* **Provided data**:
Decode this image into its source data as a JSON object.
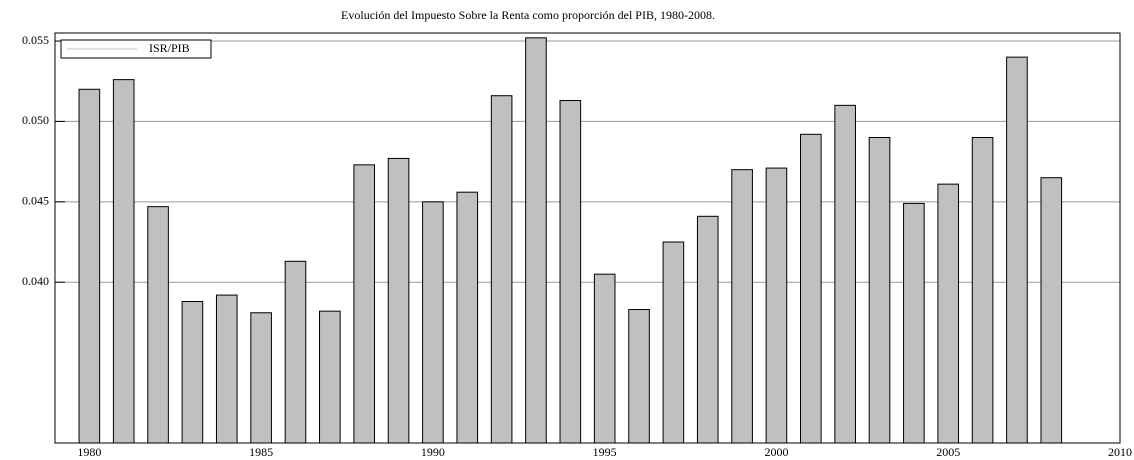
{
  "chart_data": {
    "type": "bar",
    "title": "Evolución del Impuesto Sobre la Renta como proporción del PIB, 1980-2008.",
    "x": [
      1980,
      1981,
      1982,
      1983,
      1984,
      1985,
      1986,
      1987,
      1988,
      1989,
      1990,
      1991,
      1992,
      1993,
      1994,
      1995,
      1996,
      1997,
      1998,
      1999,
      2000,
      2001,
      2002,
      2003,
      2004,
      2005,
      2006,
      2007,
      2008
    ],
    "series": [
      {
        "name": "ISR/PIB",
        "color": "#c0c0c0",
        "values": [
          0.052,
          0.0526,
          0.0447,
          0.0388,
          0.0392,
          0.0381,
          0.0413,
          0.0382,
          0.0473,
          0.0477,
          0.045,
          0.0456,
          0.0516,
          0.0552,
          0.0513,
          0.0405,
          0.0383,
          0.0425,
          0.0441,
          0.047,
          0.0471,
          0.0492,
          0.051,
          0.049,
          0.0449,
          0.0461,
          0.049,
          0.054,
          0.0465
        ]
      }
    ],
    "xlim": [
      1979,
      2010
    ],
    "xticks": [
      1980,
      1985,
      1990,
      1995,
      2000,
      2005,
      2010
    ],
    "ylim": [
      0.03,
      0.0555
    ],
    "yticks": [
      {
        "value": 0.04,
        "label": "0.040"
      },
      0.045,
      {
        "value": 0.05,
        "label": "0.050"
      },
      0.055
    ],
    "grid": true,
    "legend": "upper left"
  }
}
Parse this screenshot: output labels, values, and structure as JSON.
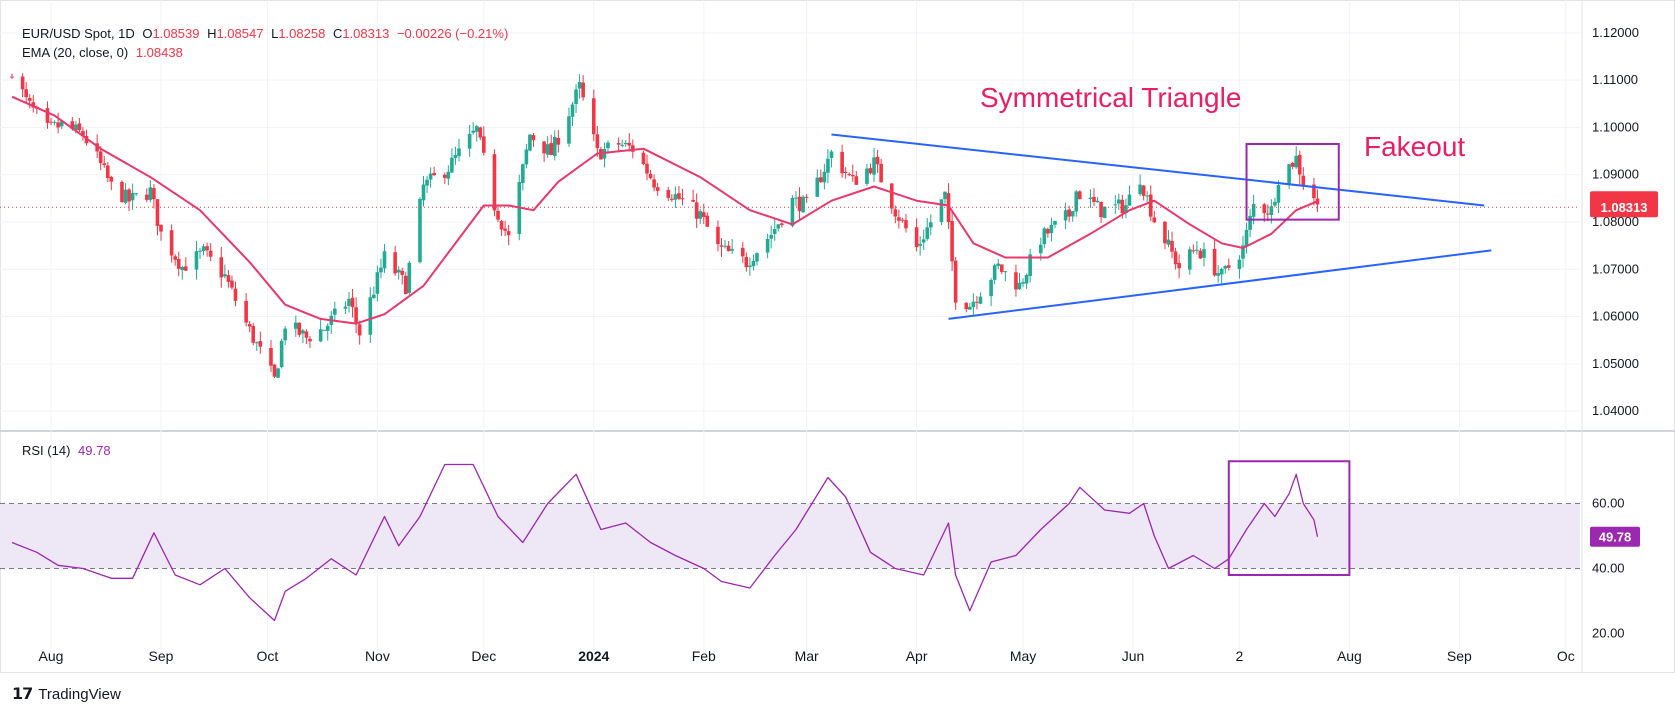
{
  "legend": {
    "symbol": "EUR/USD Spot, 1D",
    "o_label": "O",
    "o_value": "1.08539",
    "h_label": "H",
    "h_value": "1.08547",
    "l_label": "L",
    "l_value": "1.08258",
    "c_label": "C",
    "c_value": "1.08313",
    "change": "−0.00226 (−0.21%)",
    "ema_label": "EMA (20, close, 0)",
    "ema_value": "1.08438"
  },
  "rsi_legend": {
    "label": "RSI (14)",
    "value": "49.78"
  },
  "annotations": {
    "pattern": "Symmetrical Triangle",
    "fakeout": "Fakeout"
  },
  "footer": {
    "brand": "TradingView"
  },
  "colors": {
    "up": "#22ab94",
    "down": "#f23645",
    "ema": "#e8386c",
    "trendline": "#2962ff",
    "rsi": "#9c27b0",
    "box": "#9c27b0",
    "annotation": "#e91e63",
    "rsi_band": "#ede7f6"
  },
  "chart_data": [
    {
      "type": "candlestick",
      "title": "EUR/USD Spot, 1D",
      "ylim": [
        1.036,
        1.124
      ],
      "y_ticks": [
        "1.12000",
        "1.11000",
        "1.10000",
        "1.09000",
        "1.08000",
        "1.07000",
        "1.06000",
        "1.05000",
        "1.04000"
      ],
      "y_tick_values": [
        1.12,
        1.11,
        1.1,
        1.09,
        1.08,
        1.07,
        1.06,
        1.05,
        1.04
      ],
      "x_labels": [
        "Aug",
        "Sep",
        "Oct",
        "Nov",
        "Dec",
        "2024",
        "Feb",
        "Mar",
        "Apr",
        "May",
        "Jun",
        "2",
        "Aug",
        "Sep",
        "Oc"
      ],
      "x_label_dates": [
        "2023-08-01",
        "2023-09-01",
        "2023-10-01",
        "2023-11-01",
        "2023-12-01",
        "2024-01-01",
        "2024-02-01",
        "2024-03-01",
        "2024-04-01",
        "2024-05-01",
        "2024-06-01",
        "2024-07-01",
        "2024-08-01",
        "2024-09-01",
        "2024-10-01"
      ],
      "x_range": [
        "2023-07-21",
        "2024-10-05"
      ],
      "price_labels": [
        {
          "text": "1.08438",
          "value": 1.08438,
          "color": "#f23645"
        },
        {
          "text": "1.08313",
          "value": 1.08313,
          "color": "#f23645"
        }
      ],
      "current_price": 1.08313,
      "close_path": [
        [
          "2023-07-21",
          1.1125
        ],
        [
          "2023-07-25",
          1.1055
        ],
        [
          "2023-07-31",
          1.0995
        ],
        [
          "2023-08-04",
          1.1005
        ],
        [
          "2023-08-10",
          1.0985
        ],
        [
          "2023-08-14",
          1.0935
        ],
        [
          "2023-08-18",
          1.0875
        ],
        [
          "2023-08-23",
          1.0845
        ],
        [
          "2023-08-29",
          1.0865
        ],
        [
          "2023-09-01",
          1.0775
        ],
        [
          "2023-09-07",
          1.0705
        ],
        [
          "2023-09-13",
          1.0735
        ],
        [
          "2023-09-19",
          1.0685
        ],
        [
          "2023-09-25",
          1.0585
        ],
        [
          "2023-10-03",
          1.0465
        ],
        [
          "2023-10-06",
          1.0585
        ],
        [
          "2023-10-12",
          1.0555
        ],
        [
          "2023-10-17",
          1.0575
        ],
        [
          "2023-10-24",
          1.0635
        ],
        [
          "2023-10-27",
          1.0565
        ],
        [
          "2023-11-03",
          1.0725
        ],
        [
          "2023-11-09",
          1.0665
        ],
        [
          "2023-11-14",
          1.0875
        ],
        [
          "2023-11-21",
          1.0915
        ],
        [
          "2023-11-29",
          1.0995
        ],
        [
          "2023-12-04",
          1.0835
        ],
        [
          "2023-12-08",
          1.0765
        ],
        [
          "2023-12-14",
          1.0985
        ],
        [
          "2023-12-20",
          1.0945
        ],
        [
          "2023-12-28",
          1.1085
        ],
        [
          "2024-01-02",
          1.0945
        ],
        [
          "2024-01-08",
          1.0965
        ],
        [
          "2024-01-12",
          1.0955
        ],
        [
          "2024-01-18",
          1.0885
        ],
        [
          "2024-01-24",
          1.0855
        ],
        [
          "2024-01-31",
          1.0815
        ],
        [
          "2024-02-05",
          1.0745
        ],
        [
          "2024-02-13",
          1.0715
        ],
        [
          "2024-02-20",
          1.0775
        ],
        [
          "2024-02-26",
          1.0845
        ],
        [
          "2024-03-01",
          1.0835
        ],
        [
          "2024-03-08",
          1.0945
        ],
        [
          "2024-03-14",
          1.0885
        ],
        [
          "2024-03-20",
          1.0925
        ],
        [
          "2024-03-26",
          1.0825
        ],
        [
          "2024-04-01",
          1.0745
        ],
        [
          "2024-04-09",
          1.0855
        ],
        [
          "2024-04-12",
          1.0645
        ],
        [
          "2024-04-16",
          1.0625
        ],
        [
          "2024-04-24",
          1.0705
        ],
        [
          "2024-04-30",
          1.0665
        ],
        [
          "2024-05-06",
          1.0765
        ],
        [
          "2024-05-14",
          1.0815
        ],
        [
          "2024-05-16",
          1.0865
        ],
        [
          "2024-05-23",
          1.0825
        ],
        [
          "2024-05-30",
          1.0835
        ],
        [
          "2024-06-03",
          1.0895
        ],
        [
          "2024-06-07",
          1.0805
        ],
        [
          "2024-06-14",
          1.0705
        ],
        [
          "2024-06-19",
          1.0745
        ],
        [
          "2024-06-26",
          1.0685
        ],
        [
          "2024-07-02",
          1.0745
        ],
        [
          "2024-07-05",
          1.0835
        ],
        [
          "2024-07-10",
          1.0825
        ],
        [
          "2024-07-12",
          1.0895
        ],
        [
          "2024-07-17",
          1.0935
        ],
        [
          "2024-07-19",
          1.0885
        ],
        [
          "2024-07-22",
          1.0855
        ],
        [
          "2024-07-23",
          1.0831
        ]
      ],
      "ema_path": [
        [
          "2023-07-21",
          1.1065
        ],
        [
          "2023-08-02",
          1.1025
        ],
        [
          "2023-08-15",
          1.0955
        ],
        [
          "2023-08-29",
          1.0895
        ],
        [
          "2023-09-12",
          1.0825
        ],
        [
          "2023-09-26",
          1.0715
        ],
        [
          "2023-10-06",
          1.0625
        ],
        [
          "2023-10-16",
          1.0595
        ],
        [
          "2023-10-26",
          1.0585
        ],
        [
          "2023-11-03",
          1.0605
        ],
        [
          "2023-11-14",
          1.0665
        ],
        [
          "2023-11-24",
          1.0765
        ],
        [
          "2023-12-01",
          1.0835
        ],
        [
          "2023-12-08",
          1.0835
        ],
        [
          "2023-12-15",
          1.0825
        ],
        [
          "2023-12-22",
          1.0885
        ],
        [
          "2024-01-02",
          1.0945
        ],
        [
          "2024-01-15",
          1.0955
        ],
        [
          "2024-01-31",
          1.0895
        ],
        [
          "2024-02-14",
          1.0825
        ],
        [
          "2024-02-26",
          1.0795
        ],
        [
          "2024-03-08",
          1.0845
        ],
        [
          "2024-03-20",
          1.0875
        ],
        [
          "2024-04-01",
          1.0845
        ],
        [
          "2024-04-10",
          1.0835
        ],
        [
          "2024-04-17",
          1.0755
        ],
        [
          "2024-04-26",
          1.0725
        ],
        [
          "2024-05-08",
          1.0725
        ],
        [
          "2024-05-20",
          1.0775
        ],
        [
          "2024-05-31",
          1.0825
        ],
        [
          "2024-06-07",
          1.0845
        ],
        [
          "2024-06-17",
          1.0795
        ],
        [
          "2024-06-26",
          1.0755
        ],
        [
          "2024-07-02",
          1.0745
        ],
        [
          "2024-07-10",
          1.0775
        ],
        [
          "2024-07-17",
          1.0825
        ],
        [
          "2024-07-23",
          1.0844
        ]
      ],
      "trendlines": [
        {
          "name": "upper",
          "from": [
            "2024-03-08",
            1.0985
          ],
          "to": [
            "2024-09-08",
            1.0835
          ]
        },
        {
          "name": "lower",
          "from": [
            "2024-04-10",
            1.0595
          ],
          "to": [
            "2024-09-10",
            1.074
          ]
        }
      ],
      "box": {
        "from": [
          "2024-07-03",
          1.0965
        ],
        "to": [
          "2024-07-29",
          1.0805
        ]
      }
    },
    {
      "type": "line",
      "title": "RSI (14)",
      "ylim": [
        18,
        82
      ],
      "y_ticks": [
        "60.00",
        "40.00",
        "20.00"
      ],
      "y_tick_values": [
        60,
        40,
        20
      ],
      "band": [
        40,
        60
      ],
      "current": 49.78,
      "rsi_path": [
        [
          "2023-07-21",
          48
        ],
        [
          "2023-07-28",
          45
        ],
        [
          "2023-08-03",
          41
        ],
        [
          "2023-08-10",
          40
        ],
        [
          "2023-08-18",
          37
        ],
        [
          "2023-08-24",
          37
        ],
        [
          "2023-08-30",
          51
        ],
        [
          "2023-09-05",
          38
        ],
        [
          "2023-09-12",
          35
        ],
        [
          "2023-09-19",
          40
        ],
        [
          "2023-09-26",
          31
        ],
        [
          "2023-10-03",
          24
        ],
        [
          "2023-10-06",
          33
        ],
        [
          "2023-10-12",
          37
        ],
        [
          "2023-10-19",
          43
        ],
        [
          "2023-10-26",
          38
        ],
        [
          "2023-11-03",
          56
        ],
        [
          "2023-11-07",
          47
        ],
        [
          "2023-11-13",
          56
        ],
        [
          "2023-11-20",
          72
        ],
        [
          "2023-11-28",
          72
        ],
        [
          "2023-12-05",
          56
        ],
        [
          "2023-12-12",
          48
        ],
        [
          "2023-12-19",
          60
        ],
        [
          "2023-12-27",
          69
        ],
        [
          "2024-01-03",
          52
        ],
        [
          "2024-01-10",
          54
        ],
        [
          "2024-01-17",
          48
        ],
        [
          "2024-01-24",
          44
        ],
        [
          "2024-02-01",
          40
        ],
        [
          "2024-02-06",
          36
        ],
        [
          "2024-02-14",
          34
        ],
        [
          "2024-02-21",
          44
        ],
        [
          "2024-02-27",
          52
        ],
        [
          "2024-03-07",
          68
        ],
        [
          "2024-03-12",
          62
        ],
        [
          "2024-03-19",
          45
        ],
        [
          "2024-03-26",
          40
        ],
        [
          "2024-04-03",
          38
        ],
        [
          "2024-04-10",
          54
        ],
        [
          "2024-04-12",
          38
        ],
        [
          "2024-04-16",
          27
        ],
        [
          "2024-04-22",
          42
        ],
        [
          "2024-04-29",
          44
        ],
        [
          "2024-05-06",
          52
        ],
        [
          "2024-05-14",
          60
        ],
        [
          "2024-05-17",
          65
        ],
        [
          "2024-05-24",
          58
        ],
        [
          "2024-05-31",
          57
        ],
        [
          "2024-06-04",
          60
        ],
        [
          "2024-06-07",
          50
        ],
        [
          "2024-06-11",
          40
        ],
        [
          "2024-06-18",
          44
        ],
        [
          "2024-06-24",
          40
        ],
        [
          "2024-06-28",
          43
        ],
        [
          "2024-07-03",
          52
        ],
        [
          "2024-07-08",
          60
        ],
        [
          "2024-07-11",
          56
        ],
        [
          "2024-07-15",
          63
        ],
        [
          "2024-07-17",
          69
        ],
        [
          "2024-07-19",
          60
        ],
        [
          "2024-07-22",
          55
        ],
        [
          "2024-07-23",
          49.78
        ]
      ],
      "box": {
        "from": [
          "2024-06-28",
          73
        ],
        "to": [
          "2024-08-01",
          38
        ]
      }
    }
  ]
}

* **Given task**: Using the listing above, show each line holding the string "title".

* **The solution**:
    "title": "Evolución del Impuesto Sobre la Renta como proporción del PIB, 1980-2008.",
      "title": "EUR/USD Spot, 1D",
      "title": "RSI (14)",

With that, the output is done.